==== Dataset extract

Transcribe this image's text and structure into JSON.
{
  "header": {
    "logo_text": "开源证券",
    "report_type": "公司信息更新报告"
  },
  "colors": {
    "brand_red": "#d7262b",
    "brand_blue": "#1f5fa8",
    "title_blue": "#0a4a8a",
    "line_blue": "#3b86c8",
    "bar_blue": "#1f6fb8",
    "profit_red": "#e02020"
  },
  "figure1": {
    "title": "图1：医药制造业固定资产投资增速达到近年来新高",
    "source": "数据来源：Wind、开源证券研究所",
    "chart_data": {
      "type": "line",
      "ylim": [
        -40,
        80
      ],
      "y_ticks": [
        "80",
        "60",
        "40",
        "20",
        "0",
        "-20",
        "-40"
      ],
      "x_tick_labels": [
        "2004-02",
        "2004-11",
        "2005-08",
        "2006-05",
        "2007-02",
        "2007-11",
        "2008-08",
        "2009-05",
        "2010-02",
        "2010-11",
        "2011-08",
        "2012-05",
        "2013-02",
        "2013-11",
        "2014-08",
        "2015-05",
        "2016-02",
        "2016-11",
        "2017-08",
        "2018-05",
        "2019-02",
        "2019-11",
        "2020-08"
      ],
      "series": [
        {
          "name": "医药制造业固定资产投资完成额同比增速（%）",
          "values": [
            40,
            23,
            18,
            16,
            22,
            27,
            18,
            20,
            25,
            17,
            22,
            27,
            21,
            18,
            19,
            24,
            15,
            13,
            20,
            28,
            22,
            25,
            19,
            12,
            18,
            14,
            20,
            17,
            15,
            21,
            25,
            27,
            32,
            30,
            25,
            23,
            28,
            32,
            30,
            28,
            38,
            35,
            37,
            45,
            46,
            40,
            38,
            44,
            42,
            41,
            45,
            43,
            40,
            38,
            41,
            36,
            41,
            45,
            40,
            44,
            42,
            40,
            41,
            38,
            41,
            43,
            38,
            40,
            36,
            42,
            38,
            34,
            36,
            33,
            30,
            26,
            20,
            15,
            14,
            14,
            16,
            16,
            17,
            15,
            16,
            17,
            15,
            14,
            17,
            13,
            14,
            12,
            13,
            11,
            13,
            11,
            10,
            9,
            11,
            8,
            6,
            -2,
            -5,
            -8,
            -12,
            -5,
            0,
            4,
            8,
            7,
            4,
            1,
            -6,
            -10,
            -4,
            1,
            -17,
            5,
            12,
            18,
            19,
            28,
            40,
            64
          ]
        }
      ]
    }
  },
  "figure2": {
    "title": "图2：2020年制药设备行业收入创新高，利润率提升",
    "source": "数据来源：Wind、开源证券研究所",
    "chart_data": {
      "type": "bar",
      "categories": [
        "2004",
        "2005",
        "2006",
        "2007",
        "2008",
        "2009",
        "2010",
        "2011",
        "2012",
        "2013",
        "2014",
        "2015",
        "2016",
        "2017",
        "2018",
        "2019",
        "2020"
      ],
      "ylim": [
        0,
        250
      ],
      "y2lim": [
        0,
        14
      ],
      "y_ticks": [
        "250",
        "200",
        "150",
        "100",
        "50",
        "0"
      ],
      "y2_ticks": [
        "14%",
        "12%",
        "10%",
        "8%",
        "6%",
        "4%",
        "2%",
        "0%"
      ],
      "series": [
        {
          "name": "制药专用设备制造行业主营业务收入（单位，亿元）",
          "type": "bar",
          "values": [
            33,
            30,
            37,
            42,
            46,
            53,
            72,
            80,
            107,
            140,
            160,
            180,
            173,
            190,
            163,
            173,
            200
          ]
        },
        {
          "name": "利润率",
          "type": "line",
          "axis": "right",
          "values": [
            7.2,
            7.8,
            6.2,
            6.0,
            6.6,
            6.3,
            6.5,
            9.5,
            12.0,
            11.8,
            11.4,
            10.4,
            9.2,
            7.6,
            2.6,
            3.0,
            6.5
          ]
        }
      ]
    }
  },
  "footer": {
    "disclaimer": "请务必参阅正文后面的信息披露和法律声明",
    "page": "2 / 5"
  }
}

========

Exercise requirements. Copy out all of the records above with nothing altered.

Task answer.
Transcribe this image's text and structure into JSON.
{
  "header": {
    "logo_text": "开源证券",
    "report_type": "公司信息更新报告"
  },
  "colors": {
    "brand_red": "#d7262b",
    "brand_blue": "#1f5fa8",
    "title_blue": "#0a4a8a",
    "line_blue": "#3b86c8",
    "bar_blue": "#1f6fb8",
    "profit_red": "#e02020"
  },
  "figure1": {
    "title": "图1：医药制造业固定资产投资增速达到近年来新高",
    "source": "数据来源：Wind、开源证券研究所",
    "chart_data": {
      "type": "line",
      "ylim": [
        -40,
        80
      ],
      "y_ticks": [
        "80",
        "60",
        "40",
        "20",
        "0",
        "-20",
        "-40"
      ],
      "x_tick_labels": [
        "2004-02",
        "2004-11",
        "2005-08",
        "2006-05",
        "2007-02",
        "2007-11",
        "2008-08",
        "2009-05",
        "2010-02",
        "2010-11",
        "2011-08",
        "2012-05",
        "2013-02",
        "2013-11",
        "2014-08",
        "2015-05",
        "2016-02",
        "2016-11",
        "2017-08",
        "2018-05",
        "2019-02",
        "2019-11",
        "2020-08"
      ],
      "series": [
        {
          "name": "医药制造业固定资产投资完成额同比增速（%）",
          "values": [
            40,
            23,
            18,
            16,
            22,
            27,
            18,
            20,
            25,
            17,
            22,
            27,
            21,
            18,
            19,
            24,
            15,
            13,
            20,
            28,
            22,
            25,
            19,
            12,
            18,
            14,
            20,
            17,
            15,
            21,
            25,
            27,
            32,
            30,
            25,
            23,
            28,
            32,
            30,
            28,
            38,
            35,
            37,
            45,
            46,
            40,
            38,
            44,
            42,
            41,
            45,
            43,
            40,
            38,
            41,
            36,
            41,
            45,
            40,
            44,
            42,
            40,
            41,
            38,
            41,
            43,
            38,
            40,
            36,
            42,
            38,
            34,
            36,
            33,
            30,
            26,
            20,
            15,
            14,
            14,
            16,
            16,
            17,
            15,
            16,
            17,
            15,
            14,
            17,
            13,
            14,
            12,
            13,
            11,
            13,
            11,
            10,
            9,
            11,
            8,
            6,
            -2,
            -5,
            -8,
            -12,
            -5,
            0,
            4,
            8,
            7,
            4,
            1,
            -6,
            -10,
            -4,
            1,
            -17,
            5,
            12,
            18,
            19,
            28,
            40,
            64
          ]
        }
      ]
    }
  },
  "figure2": {
    "title": "图2：2020年制药设备行业收入创新高，利润率提升",
    "source": "数据来源：Wind、开源证券研究所",
    "chart_data": {
      "type": "bar",
      "categories": [
        "2004",
        "2005",
        "2006",
        "2007",
        "2008",
        "2009",
        "2010",
        "2011",
        "2012",
        "2013",
        "2014",
        "2015",
        "2016",
        "2017",
        "2018",
        "2019",
        "2020"
      ],
      "ylim": [
        0,
        250
      ],
      "y2lim": [
        0,
        14
      ],
      "y_ticks": [
        "250",
        "200",
        "150",
        "100",
        "50",
        "0"
      ],
      "y2_ticks": [
        "14%",
        "12%",
        "10%",
        "8%",
        "6%",
        "4%",
        "2%",
        "0%"
      ],
      "series": [
        {
          "name": "制药专用设备制造行业主营业务收入（单位，亿元）",
          "type": "bar",
          "values": [
            33,
            30,
            37,
            42,
            46,
            53,
            72,
            80,
            107,
            140,
            160,
            180,
            173,
            190,
            163,
            173,
            200
          ]
        },
        {
          "name": "利润率",
          "type": "line",
          "axis": "right",
          "values": [
            7.2,
            7.8,
            6.2,
            6.0,
            6.6,
            6.3,
            6.5,
            9.5,
            12.0,
            11.8,
            11.4,
            10.4,
            9.2,
            7.6,
            2.6,
            3.0,
            6.5
          ]
        }
      ]
    }
  },
  "footer": {
    "disclaimer": "请务必参阅正文后面的信息披露和法律声明",
    "page": "2 / 5"
  }
}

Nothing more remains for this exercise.